# Brief:
Single out each line with the word "Salzstraße" and copy it.

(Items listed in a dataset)
[Begin]

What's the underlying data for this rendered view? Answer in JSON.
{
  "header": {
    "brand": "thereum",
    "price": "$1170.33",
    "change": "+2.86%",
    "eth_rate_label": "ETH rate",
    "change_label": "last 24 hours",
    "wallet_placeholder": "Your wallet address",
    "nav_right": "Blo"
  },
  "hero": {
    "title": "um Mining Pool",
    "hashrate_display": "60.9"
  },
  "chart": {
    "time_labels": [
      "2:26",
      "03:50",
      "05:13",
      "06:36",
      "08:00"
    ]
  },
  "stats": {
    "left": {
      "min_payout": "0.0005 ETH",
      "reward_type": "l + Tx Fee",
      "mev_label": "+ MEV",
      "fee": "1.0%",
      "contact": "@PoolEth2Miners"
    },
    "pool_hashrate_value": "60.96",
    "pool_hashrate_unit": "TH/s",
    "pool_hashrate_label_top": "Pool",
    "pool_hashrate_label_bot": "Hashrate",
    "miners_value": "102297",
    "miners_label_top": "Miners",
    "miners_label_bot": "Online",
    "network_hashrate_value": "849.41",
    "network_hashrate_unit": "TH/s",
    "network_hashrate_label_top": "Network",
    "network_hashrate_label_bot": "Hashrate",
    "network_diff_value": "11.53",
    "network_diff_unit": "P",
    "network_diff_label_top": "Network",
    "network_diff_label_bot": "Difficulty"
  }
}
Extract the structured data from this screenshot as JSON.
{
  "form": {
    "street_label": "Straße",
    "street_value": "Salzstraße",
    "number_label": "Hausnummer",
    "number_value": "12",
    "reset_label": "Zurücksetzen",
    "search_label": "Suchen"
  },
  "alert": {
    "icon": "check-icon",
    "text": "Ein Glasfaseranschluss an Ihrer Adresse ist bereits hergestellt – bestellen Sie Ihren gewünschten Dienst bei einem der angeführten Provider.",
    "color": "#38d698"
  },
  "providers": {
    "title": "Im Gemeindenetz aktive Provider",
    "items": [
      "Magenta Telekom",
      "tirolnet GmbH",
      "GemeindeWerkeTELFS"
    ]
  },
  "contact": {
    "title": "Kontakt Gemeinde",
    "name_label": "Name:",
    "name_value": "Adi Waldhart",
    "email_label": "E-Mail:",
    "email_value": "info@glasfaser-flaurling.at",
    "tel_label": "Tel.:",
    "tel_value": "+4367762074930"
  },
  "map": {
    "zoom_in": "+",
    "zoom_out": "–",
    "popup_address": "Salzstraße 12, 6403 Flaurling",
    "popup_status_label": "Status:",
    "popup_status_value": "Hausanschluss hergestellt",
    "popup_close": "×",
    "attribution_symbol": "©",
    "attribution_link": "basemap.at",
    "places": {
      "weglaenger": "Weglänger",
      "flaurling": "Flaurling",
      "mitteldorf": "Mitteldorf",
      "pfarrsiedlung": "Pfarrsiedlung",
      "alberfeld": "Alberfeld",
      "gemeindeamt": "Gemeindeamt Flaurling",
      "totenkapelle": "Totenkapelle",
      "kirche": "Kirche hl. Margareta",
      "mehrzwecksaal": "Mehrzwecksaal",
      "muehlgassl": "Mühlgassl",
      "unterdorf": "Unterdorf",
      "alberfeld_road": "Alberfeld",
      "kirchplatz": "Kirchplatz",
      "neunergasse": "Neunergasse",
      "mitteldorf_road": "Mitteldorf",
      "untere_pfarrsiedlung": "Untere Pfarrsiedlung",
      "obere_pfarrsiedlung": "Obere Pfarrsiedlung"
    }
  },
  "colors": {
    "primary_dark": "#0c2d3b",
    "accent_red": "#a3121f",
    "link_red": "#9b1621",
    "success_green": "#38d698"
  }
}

[End]

# Exercise solution:
    "street_value": "Salzstraße",
    "popup_address": "Salzstraße 12, 6403 Flaurling",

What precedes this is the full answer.